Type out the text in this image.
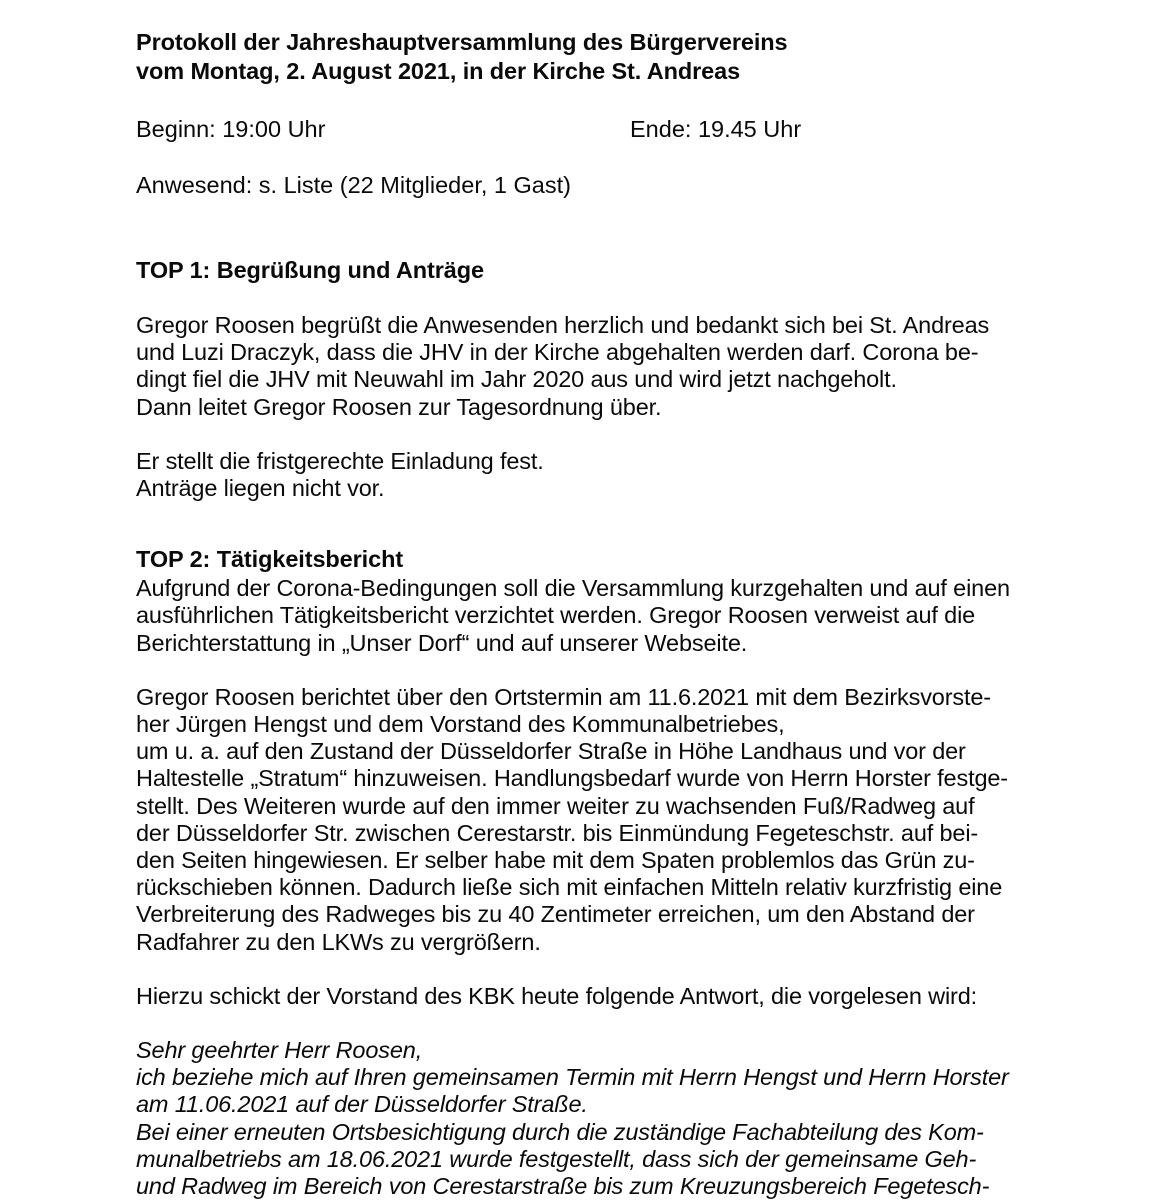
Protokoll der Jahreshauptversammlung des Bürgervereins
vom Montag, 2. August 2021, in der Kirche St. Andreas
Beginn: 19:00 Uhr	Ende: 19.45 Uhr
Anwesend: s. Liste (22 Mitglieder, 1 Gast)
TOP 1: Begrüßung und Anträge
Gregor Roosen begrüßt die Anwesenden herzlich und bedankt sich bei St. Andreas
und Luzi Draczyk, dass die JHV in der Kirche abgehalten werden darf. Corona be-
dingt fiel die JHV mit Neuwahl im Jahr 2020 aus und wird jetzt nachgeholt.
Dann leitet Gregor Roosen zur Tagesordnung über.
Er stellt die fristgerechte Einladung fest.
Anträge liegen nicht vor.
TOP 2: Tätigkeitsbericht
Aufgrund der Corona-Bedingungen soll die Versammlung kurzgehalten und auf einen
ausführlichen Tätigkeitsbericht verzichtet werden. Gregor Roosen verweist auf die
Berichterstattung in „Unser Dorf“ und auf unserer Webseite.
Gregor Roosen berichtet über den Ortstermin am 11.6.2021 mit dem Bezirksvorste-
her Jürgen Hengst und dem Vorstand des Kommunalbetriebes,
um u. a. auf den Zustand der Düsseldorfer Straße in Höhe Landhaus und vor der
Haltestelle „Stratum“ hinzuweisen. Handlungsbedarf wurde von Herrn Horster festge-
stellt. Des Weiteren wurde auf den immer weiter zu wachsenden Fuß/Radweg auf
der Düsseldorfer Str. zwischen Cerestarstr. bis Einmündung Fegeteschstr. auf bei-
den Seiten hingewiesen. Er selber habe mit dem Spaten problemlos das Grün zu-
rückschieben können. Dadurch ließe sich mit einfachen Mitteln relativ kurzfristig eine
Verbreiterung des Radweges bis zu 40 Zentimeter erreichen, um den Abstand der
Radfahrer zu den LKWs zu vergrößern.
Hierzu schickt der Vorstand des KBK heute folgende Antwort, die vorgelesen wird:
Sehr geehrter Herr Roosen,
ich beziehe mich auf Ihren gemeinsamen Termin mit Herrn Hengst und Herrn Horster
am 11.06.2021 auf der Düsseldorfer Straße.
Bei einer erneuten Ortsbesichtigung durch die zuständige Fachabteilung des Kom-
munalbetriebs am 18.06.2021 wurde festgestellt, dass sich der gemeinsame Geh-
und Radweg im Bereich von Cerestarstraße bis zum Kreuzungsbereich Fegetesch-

|---|

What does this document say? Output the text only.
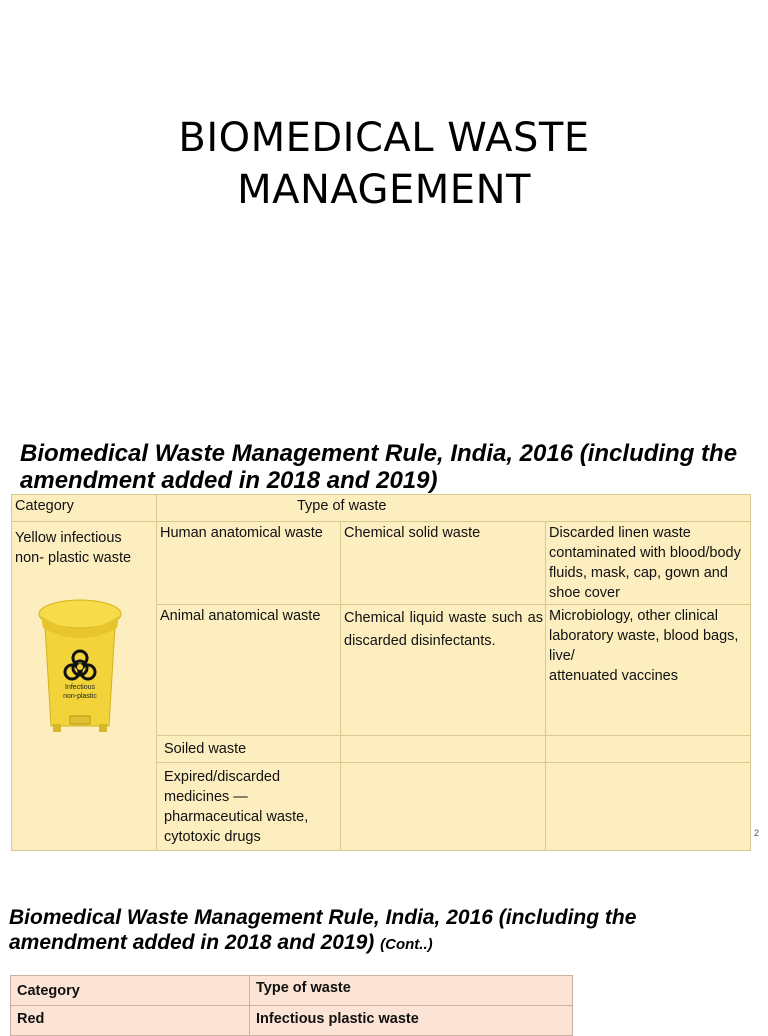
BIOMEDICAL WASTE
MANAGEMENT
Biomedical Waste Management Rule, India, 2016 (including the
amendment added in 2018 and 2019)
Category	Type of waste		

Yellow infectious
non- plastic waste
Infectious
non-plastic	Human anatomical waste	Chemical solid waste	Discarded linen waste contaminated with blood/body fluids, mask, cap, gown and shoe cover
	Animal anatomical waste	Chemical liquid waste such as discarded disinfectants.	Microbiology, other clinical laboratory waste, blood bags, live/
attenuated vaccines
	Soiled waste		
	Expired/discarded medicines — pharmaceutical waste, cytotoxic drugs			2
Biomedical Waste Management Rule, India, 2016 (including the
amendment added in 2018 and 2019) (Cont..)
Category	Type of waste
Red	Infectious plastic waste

|---|

WHAT YOU HAVE TO DO: Copy each line of the data above that holds "Herrn".

SOLUTION BELOW:
Haltestelle „Stratum“ hinzuweisen. Handlungsbedarf wurde von Herrn Horster festge-
ich beziehe mich auf Ihren gemeinsamen Termin mit Herrn Hengst und Herrn Horster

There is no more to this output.